GIVEN TASK:
Write the data out again exactly, dropping any images it holds.
>>>
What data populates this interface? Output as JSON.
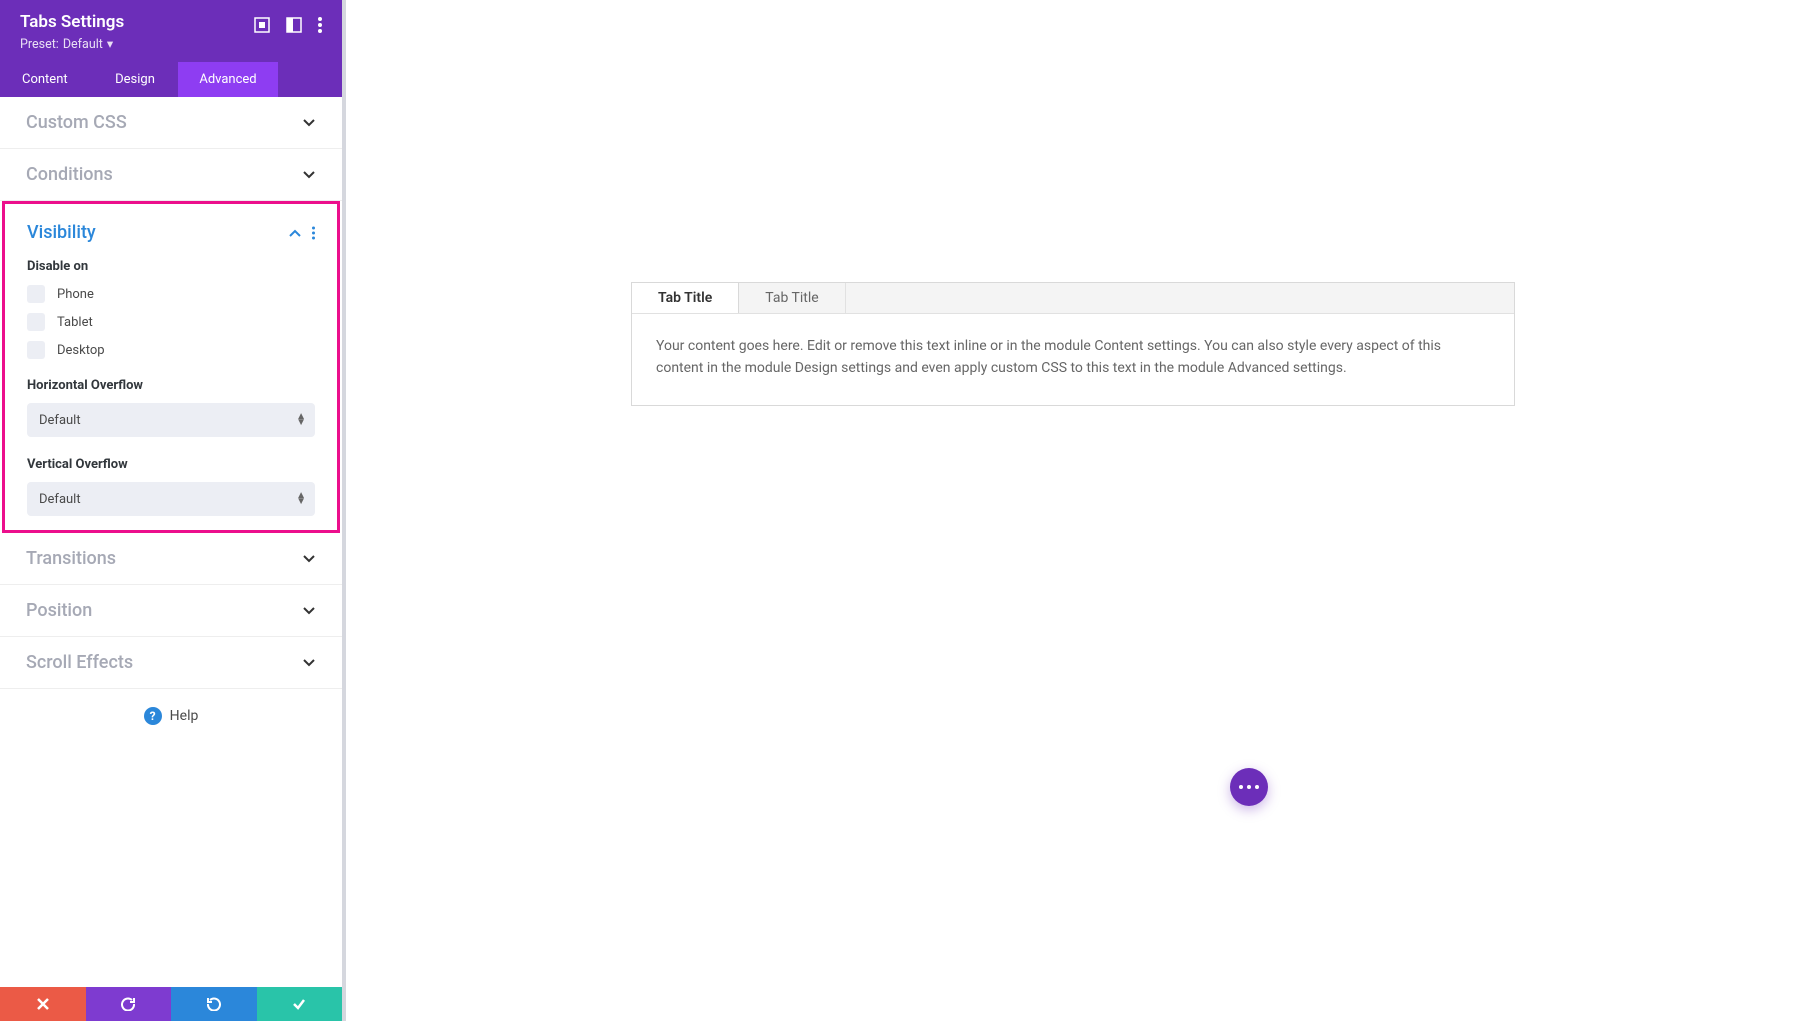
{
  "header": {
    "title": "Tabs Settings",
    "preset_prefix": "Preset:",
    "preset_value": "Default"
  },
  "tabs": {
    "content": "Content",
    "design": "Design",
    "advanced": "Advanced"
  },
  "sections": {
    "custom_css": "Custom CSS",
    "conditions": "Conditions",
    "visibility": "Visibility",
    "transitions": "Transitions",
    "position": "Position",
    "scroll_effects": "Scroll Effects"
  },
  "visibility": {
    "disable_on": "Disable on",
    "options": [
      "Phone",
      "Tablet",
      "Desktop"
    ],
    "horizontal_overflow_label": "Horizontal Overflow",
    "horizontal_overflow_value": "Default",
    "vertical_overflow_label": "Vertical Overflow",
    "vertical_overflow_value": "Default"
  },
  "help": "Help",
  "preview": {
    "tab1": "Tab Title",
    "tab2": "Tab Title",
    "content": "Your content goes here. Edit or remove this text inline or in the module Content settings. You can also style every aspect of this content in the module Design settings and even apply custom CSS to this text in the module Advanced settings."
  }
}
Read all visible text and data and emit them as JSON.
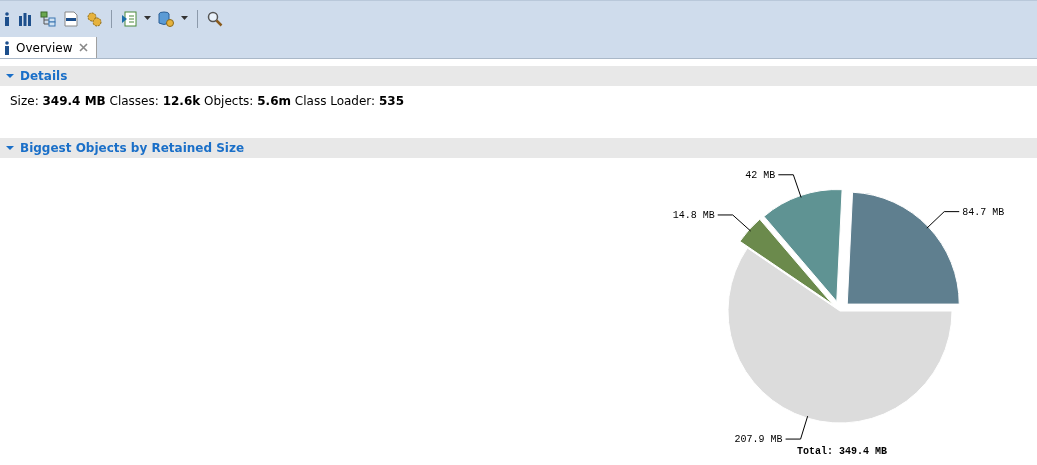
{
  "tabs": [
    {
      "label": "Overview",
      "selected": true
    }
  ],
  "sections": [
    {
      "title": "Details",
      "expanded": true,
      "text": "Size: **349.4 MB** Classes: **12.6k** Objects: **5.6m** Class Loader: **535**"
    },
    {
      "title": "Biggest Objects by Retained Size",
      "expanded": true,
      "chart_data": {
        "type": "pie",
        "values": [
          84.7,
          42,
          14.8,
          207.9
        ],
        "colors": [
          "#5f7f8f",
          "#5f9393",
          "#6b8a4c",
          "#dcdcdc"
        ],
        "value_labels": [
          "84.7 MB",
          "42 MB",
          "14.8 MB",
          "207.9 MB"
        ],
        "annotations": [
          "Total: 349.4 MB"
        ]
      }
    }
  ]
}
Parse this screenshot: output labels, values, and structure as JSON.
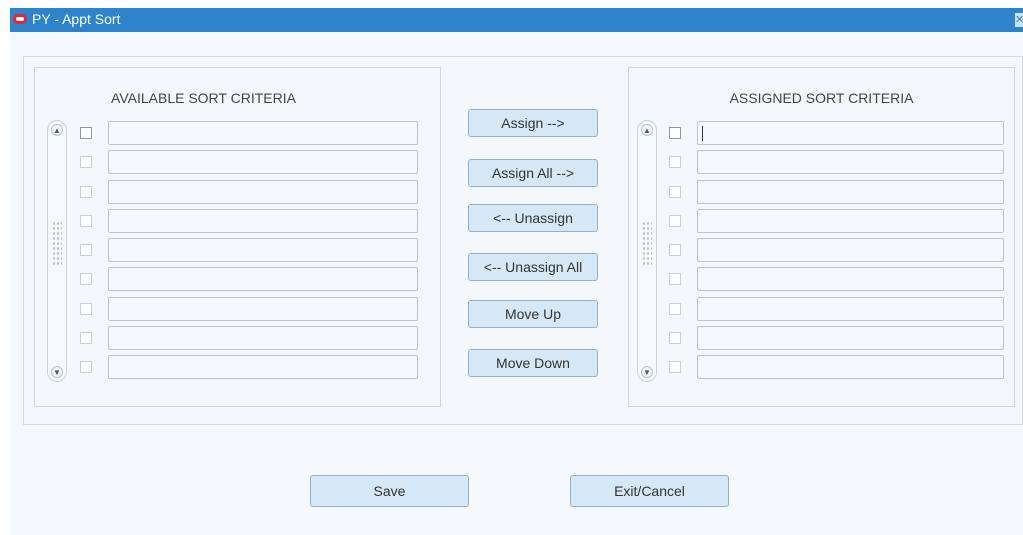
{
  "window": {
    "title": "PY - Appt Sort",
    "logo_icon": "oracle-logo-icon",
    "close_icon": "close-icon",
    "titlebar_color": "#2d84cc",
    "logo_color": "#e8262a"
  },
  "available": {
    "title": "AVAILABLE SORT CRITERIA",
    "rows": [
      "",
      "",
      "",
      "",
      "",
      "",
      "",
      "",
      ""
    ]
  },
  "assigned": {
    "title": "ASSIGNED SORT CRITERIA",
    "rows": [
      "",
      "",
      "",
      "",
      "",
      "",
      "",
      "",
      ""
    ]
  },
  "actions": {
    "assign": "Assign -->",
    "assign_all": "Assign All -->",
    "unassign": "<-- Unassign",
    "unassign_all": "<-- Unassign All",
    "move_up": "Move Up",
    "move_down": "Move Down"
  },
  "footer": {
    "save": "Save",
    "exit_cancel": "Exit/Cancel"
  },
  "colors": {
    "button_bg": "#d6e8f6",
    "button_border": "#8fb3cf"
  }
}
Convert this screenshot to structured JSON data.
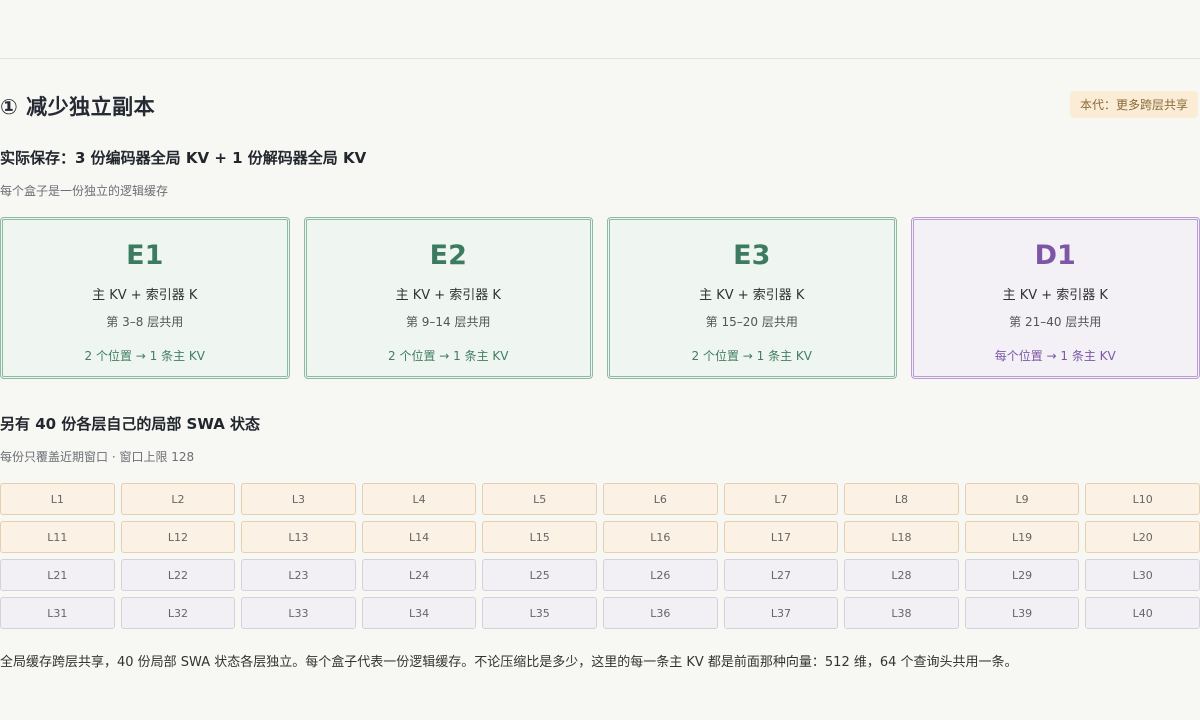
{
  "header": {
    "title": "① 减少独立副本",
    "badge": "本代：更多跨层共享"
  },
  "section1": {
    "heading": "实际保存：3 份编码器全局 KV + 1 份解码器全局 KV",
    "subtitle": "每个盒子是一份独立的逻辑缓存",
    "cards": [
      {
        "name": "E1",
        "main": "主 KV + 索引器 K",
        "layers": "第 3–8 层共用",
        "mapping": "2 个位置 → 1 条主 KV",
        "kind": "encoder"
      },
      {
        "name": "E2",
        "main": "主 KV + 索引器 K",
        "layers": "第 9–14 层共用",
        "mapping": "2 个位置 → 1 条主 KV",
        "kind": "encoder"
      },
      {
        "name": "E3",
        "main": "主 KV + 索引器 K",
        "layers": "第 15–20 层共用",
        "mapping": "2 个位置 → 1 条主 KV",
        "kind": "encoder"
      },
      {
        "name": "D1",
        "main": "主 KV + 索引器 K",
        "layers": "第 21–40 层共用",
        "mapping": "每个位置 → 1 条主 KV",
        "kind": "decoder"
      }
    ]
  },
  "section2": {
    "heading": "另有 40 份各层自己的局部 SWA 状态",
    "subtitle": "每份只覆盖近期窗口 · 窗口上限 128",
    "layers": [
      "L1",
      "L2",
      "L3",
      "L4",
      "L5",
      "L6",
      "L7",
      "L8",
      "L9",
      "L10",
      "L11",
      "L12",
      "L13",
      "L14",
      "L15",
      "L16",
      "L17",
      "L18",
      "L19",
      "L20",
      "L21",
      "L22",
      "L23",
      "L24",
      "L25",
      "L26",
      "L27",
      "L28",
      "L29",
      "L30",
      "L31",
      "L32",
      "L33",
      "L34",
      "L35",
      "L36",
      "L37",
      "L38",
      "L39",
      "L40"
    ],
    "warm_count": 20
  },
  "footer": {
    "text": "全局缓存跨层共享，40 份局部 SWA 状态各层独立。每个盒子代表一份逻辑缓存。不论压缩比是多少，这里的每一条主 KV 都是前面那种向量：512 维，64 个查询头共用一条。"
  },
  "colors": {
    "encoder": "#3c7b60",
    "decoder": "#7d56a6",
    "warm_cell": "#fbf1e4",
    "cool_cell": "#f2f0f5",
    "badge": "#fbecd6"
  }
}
<<<
REPLY:
What data populates this interface? Output as JSON.
{
  "header": {
    "title": "Tabs Settings",
    "preset_prefix": "Preset:",
    "preset_value": "Default"
  },
  "tabs": {
    "content": "Content",
    "design": "Design",
    "advanced": "Advanced"
  },
  "sections": {
    "custom_css": "Custom CSS",
    "conditions": "Conditions",
    "visibility": "Visibility",
    "transitions": "Transitions",
    "position": "Position",
    "scroll_effects": "Scroll Effects"
  },
  "visibility": {
    "disable_on": "Disable on",
    "options": [
      "Phone",
      "Tablet",
      "Desktop"
    ],
    "horizontal_overflow_label": "Horizontal Overflow",
    "horizontal_overflow_value": "Default",
    "vertical_overflow_label": "Vertical Overflow",
    "vertical_overflow_value": "Default"
  },
  "help": "Help",
  "preview": {
    "tab1": "Tab Title",
    "tab2": "Tab Title",
    "content": "Your content goes here. Edit or remove this text inline or in the module Content settings. You can also style every aspect of this content in the module Design settings and even apply custom CSS to this text in the module Advanced settings."
  }
}
Read all visible text and data and emit them as JSON.
{
  "tabs": [
    {
      "label": "Overview",
      "selected": true
    }
  ],
  "sections": [
    {
      "title": "Details",
      "expanded": true,
      "text": "Size: **349.4 MB** Classes: **12.6k** Objects: **5.6m** Class Loader: **535**"
    },
    {
      "title": "Biggest Objects by Retained Size",
      "expanded": true,
      "chart_data": {
        "type": "pie",
        "values": [
          84.7,
          42,
          14.8,
          207.9
        ],
        "colors": [
          "#5f7f8f",
          "#5f9393",
          "#6b8a4c",
          "#dcdcdc"
        ],
        "value_labels": [
          "84.7 MB",
          "42 MB",
          "14.8 MB",
          "207.9 MB"
        ],
        "annotations": [
          "Total: 349.4 MB"
        ]
      }
    }
  ]
}
Parse this screenshot: output labels, values, and structure as JSON.
{
  "window": {
    "title": "PY - Appt Sort",
    "logo_icon": "oracle-logo-icon",
    "close_icon": "close-icon",
    "titlebar_color": "#2d84cc",
    "logo_color": "#e8262a"
  },
  "available": {
    "title": "AVAILABLE SORT CRITERIA",
    "rows": [
      "",
      "",
      "",
      "",
      "",
      "",
      "",
      "",
      ""
    ]
  },
  "assigned": {
    "title": "ASSIGNED SORT CRITERIA",
    "rows": [
      "",
      "",
      "",
      "",
      "",
      "",
      "",
      "",
      ""
    ]
  },
  "actions": {
    "assign": "Assign -->",
    "assign_all": "Assign All -->",
    "unassign": "<-- Unassign",
    "unassign_all": "<-- Unassign All",
    "move_up": "Move Up",
    "move_down": "Move Down"
  },
  "footer": {
    "save": "Save",
    "exit_cancel": "Exit/Cancel"
  },
  "colors": {
    "button_bg": "#d6e8f6",
    "button_border": "#8fb3cf"
  }
}
Convert this screenshot to structured JSON data.
{
  "header": {
    "title": "① 减少独立副本",
    "badge": "本代：更多跨层共享"
  },
  "section1": {
    "heading": "实际保存：3 份编码器全局 KV + 1 份解码器全局 KV",
    "subtitle": "每个盒子是一份独立的逻辑缓存",
    "cards": [
      {
        "name": "E1",
        "main": "主 KV + 索引器 K",
        "layers": "第 3–8 层共用",
        "mapping": "2 个位置 → 1 条主 KV",
        "kind": "encoder"
      },
      {
        "name": "E2",
        "main": "主 KV + 索引器 K",
        "layers": "第 9–14 层共用",
        "mapping": "2 个位置 → 1 条主 KV",
        "kind": "encoder"
      },
      {
        "name": "E3",
        "main": "主 KV + 索引器 K",
        "layers": "第 15–20 层共用",
        "mapping": "2 个位置 → 1 条主 KV",
        "kind": "encoder"
      },
      {
        "name": "D1",
        "main": "主 KV + 索引器 K",
        "layers": "第 21–40 层共用",
        "mapping": "每个位置 → 1 条主 KV",
        "kind": "decoder"
      }
    ]
  },
  "section2": {
    "heading": "另有 40 份各层自己的局部 SWA 状态",
    "subtitle": "每份只覆盖近期窗口 · 窗口上限 128",
    "layers": [
      "L1",
      "L2",
      "L3",
      "L4",
      "L5",
      "L6",
      "L7",
      "L8",
      "L9",
      "L10",
      "L11",
      "L12",
      "L13",
      "L14",
      "L15",
      "L16",
      "L17",
      "L18",
      "L19",
      "L20",
      "L21",
      "L22",
      "L23",
      "L24",
      "L25",
      "L26",
      "L27",
      "L28",
      "L29",
      "L30",
      "L31",
      "L32",
      "L33",
      "L34",
      "L35",
      "L36",
      "L37",
      "L38",
      "L39",
      "L40"
    ],
    "warm_count": 20
  },
  "footer": {
    "text": "全局缓存跨层共享，40 份局部 SWA 状态各层独立。每个盒子代表一份逻辑缓存。不论压缩比是多少，这里的每一条主 KV 都是前面那种向量：512 维，64 个查询头共用一条。"
  },
  "colors": {
    "encoder": "#3c7b60",
    "decoder": "#7d56a6",
    "warm_cell": "#fbf1e4",
    "cool_cell": "#f2f0f5",
    "badge": "#fbecd6"
  }
}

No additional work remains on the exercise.